WHAT YOU SHOULD DO
Please repeat all of the lines that follow, exactly as written.
--- BEGIN DATASET ---
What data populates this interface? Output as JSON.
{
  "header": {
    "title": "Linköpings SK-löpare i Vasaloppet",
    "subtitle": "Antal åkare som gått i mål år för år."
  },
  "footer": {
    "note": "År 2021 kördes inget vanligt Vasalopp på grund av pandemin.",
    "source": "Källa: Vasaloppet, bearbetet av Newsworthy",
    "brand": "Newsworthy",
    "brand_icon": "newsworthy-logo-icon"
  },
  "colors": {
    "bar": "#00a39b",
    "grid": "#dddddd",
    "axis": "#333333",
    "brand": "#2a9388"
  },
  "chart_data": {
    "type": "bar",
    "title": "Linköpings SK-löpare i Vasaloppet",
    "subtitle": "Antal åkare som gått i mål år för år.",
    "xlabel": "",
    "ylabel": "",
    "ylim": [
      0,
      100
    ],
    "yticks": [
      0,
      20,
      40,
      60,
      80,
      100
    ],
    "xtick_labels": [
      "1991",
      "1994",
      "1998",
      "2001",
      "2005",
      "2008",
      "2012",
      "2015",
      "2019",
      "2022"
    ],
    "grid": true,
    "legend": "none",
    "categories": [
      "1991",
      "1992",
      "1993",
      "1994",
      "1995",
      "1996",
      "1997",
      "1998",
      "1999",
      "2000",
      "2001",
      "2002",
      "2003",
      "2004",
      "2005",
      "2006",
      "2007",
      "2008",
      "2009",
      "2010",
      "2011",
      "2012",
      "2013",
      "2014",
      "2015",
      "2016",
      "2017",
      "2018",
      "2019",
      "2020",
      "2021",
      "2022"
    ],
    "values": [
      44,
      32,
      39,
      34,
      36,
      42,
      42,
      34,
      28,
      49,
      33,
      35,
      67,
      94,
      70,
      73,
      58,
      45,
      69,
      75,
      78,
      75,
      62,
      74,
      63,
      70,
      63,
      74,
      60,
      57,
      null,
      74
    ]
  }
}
--- END DATASET ---
THE SOLUTION
What data populates this interface? Output as JSON.
{
  "header": {
    "title": "Linköpings SK-löpare i Vasaloppet",
    "subtitle": "Antal åkare som gått i mål år för år."
  },
  "footer": {
    "note": "År 2021 kördes inget vanligt Vasalopp på grund av pandemin.",
    "source": "Källa: Vasaloppet, bearbetet av Newsworthy",
    "brand": "Newsworthy",
    "brand_icon": "newsworthy-logo-icon"
  },
  "colors": {
    "bar": "#00a39b",
    "grid": "#dddddd",
    "axis": "#333333",
    "brand": "#2a9388"
  },
  "chart_data": {
    "type": "bar",
    "title": "Linköpings SK-löpare i Vasaloppet",
    "subtitle": "Antal åkare som gått i mål år för år.",
    "xlabel": "",
    "ylabel": "",
    "ylim": [
      0,
      100
    ],
    "yticks": [
      0,
      20,
      40,
      60,
      80,
      100
    ],
    "xtick_labels": [
      "1991",
      "1994",
      "1998",
      "2001",
      "2005",
      "2008",
      "2012",
      "2015",
      "2019",
      "2022"
    ],
    "grid": true,
    "legend": "none",
    "categories": [
      "1991",
      "1992",
      "1993",
      "1994",
      "1995",
      "1996",
      "1997",
      "1998",
      "1999",
      "2000",
      "2001",
      "2002",
      "2003",
      "2004",
      "2005",
      "2006",
      "2007",
      "2008",
      "2009",
      "2010",
      "2011",
      "2012",
      "2013",
      "2014",
      "2015",
      "2016",
      "2017",
      "2018",
      "2019",
      "2020",
      "2021",
      "2022"
    ],
    "values": [
      44,
      32,
      39,
      34,
      36,
      42,
      42,
      34,
      28,
      49,
      33,
      35,
      67,
      94,
      70,
      73,
      58,
      45,
      69,
      75,
      78,
      75,
      62,
      74,
      63,
      70,
      63,
      74,
      60,
      57,
      null,
      74
    ]
  }
}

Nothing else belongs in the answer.